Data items
_____

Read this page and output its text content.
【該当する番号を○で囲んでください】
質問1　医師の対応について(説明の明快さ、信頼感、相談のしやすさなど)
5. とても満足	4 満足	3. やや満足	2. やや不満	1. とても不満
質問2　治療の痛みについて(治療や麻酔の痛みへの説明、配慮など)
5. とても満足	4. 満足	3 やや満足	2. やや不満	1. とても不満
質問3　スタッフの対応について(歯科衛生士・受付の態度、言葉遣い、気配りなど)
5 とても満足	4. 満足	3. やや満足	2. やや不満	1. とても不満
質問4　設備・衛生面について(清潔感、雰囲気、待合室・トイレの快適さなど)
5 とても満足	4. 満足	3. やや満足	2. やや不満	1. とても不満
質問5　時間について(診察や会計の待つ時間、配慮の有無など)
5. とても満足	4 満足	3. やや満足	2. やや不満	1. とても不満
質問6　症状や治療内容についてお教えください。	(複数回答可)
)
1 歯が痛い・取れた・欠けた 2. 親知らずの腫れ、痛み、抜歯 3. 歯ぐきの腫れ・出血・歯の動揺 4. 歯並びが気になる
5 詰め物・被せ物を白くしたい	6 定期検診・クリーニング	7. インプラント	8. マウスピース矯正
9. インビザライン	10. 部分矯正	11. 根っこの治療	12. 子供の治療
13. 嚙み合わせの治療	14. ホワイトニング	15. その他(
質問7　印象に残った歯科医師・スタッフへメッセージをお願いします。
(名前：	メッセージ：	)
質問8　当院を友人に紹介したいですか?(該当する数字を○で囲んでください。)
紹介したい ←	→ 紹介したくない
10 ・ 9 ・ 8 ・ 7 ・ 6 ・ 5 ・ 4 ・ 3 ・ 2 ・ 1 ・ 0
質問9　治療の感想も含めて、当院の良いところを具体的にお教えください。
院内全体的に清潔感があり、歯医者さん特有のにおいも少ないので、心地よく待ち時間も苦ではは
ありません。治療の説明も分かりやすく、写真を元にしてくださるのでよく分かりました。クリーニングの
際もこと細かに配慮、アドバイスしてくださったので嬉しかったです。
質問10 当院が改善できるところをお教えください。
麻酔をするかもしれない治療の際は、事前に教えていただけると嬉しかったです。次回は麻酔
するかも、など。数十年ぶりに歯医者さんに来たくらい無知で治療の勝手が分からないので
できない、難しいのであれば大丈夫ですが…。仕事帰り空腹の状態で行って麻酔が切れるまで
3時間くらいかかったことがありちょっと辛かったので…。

_____

WHAT NEEDS TO BE DONE:
All entries must be repeated verbatim.

EXERCISE ANSWER:
Read this page and output its text content.
【該当する番号を○で囲んでください】
質問1　医師の対応について(説明の明快さ、信頼感、相談のしやすさなど)
5. とても満足	4 満足	3. やや満足	2. やや不満	1. とても不満
質問2　治療の痛みについて(治療や麻酔の痛みへの説明、配慮など)
5. とても満足	4. 満足	3 やや満足	2. やや不満	1. とても不満
質問3　スタッフの対応について(歯科衛生士・受付の態度、言葉遣い、気配りなど)
5 とても満足	4. 満足	3. やや満足	2. やや不満	1. とても不満
質問4　設備・衛生面について(清潔感、雰囲気、待合室・トイレの快適さなど)
5 とても満足	4. 満足	3. やや満足	2. やや不満	1. とても不満
質問5　時間について(診察や会計の待つ時間、配慮の有無など)
5. とても満足	4 満足	3. やや満足	2. やや不満	1. とても不満
質問6　症状や治療内容についてお教えください。	(複数回答可)
)
1 歯が痛い・取れた・欠けた 2. 親知らずの腫れ、痛み、抜歯 3. 歯ぐきの腫れ・出血・歯の動揺 4. 歯並びが気になる
5 詰め物・被せ物を白くしたい	6 定期検診・クリーニング	7. インプラント	8. マウスピース矯正
9. インビザライン	10. 部分矯正	11. 根っこの治療	12. 子供の治療
13. 嚙み合わせの治療	14. ホワイトニング	15. その他(
質問7　印象に残った歯科医師・スタッフへメッセージをお願いします。
(名前：	メッセージ：	)
質問8　当院を友人に紹介したいですか?(該当する数字を○で囲んでください。)
紹介したい ←	→ 紹介したくない
10 ・ 9 ・ 8 ・ 7 ・ 6 ・ 5 ・ 4 ・ 3 ・ 2 ・ 1 ・ 0
質問9　治療の感想も含めて、当院の良いところを具体的にお教えください。
院内全体的に清潔感があり、歯医者さん特有のにおいも少ないので、心地よく待ち時間も苦ではは
ありません。治療の説明も分かりやすく、写真を元にしてくださるのでよく分かりました。クリーニングの
際もこと細かに配慮、アドバイスしてくださったので嬉しかったです。
質問10 当院が改善できるところをお教えください。
麻酔をするかもしれない治療の際は、事前に教えていただけると嬉しかったです。次回は麻酔
するかも、など。数十年ぶりに歯医者さんに来たくらい無知で治療の勝手が分からないので
できない、難しいのであれば大丈夫ですが…。仕事帰り空腹の状態で行って麻酔が切れるまで
3時間くらいかかったことがありちょっと辛かったので…。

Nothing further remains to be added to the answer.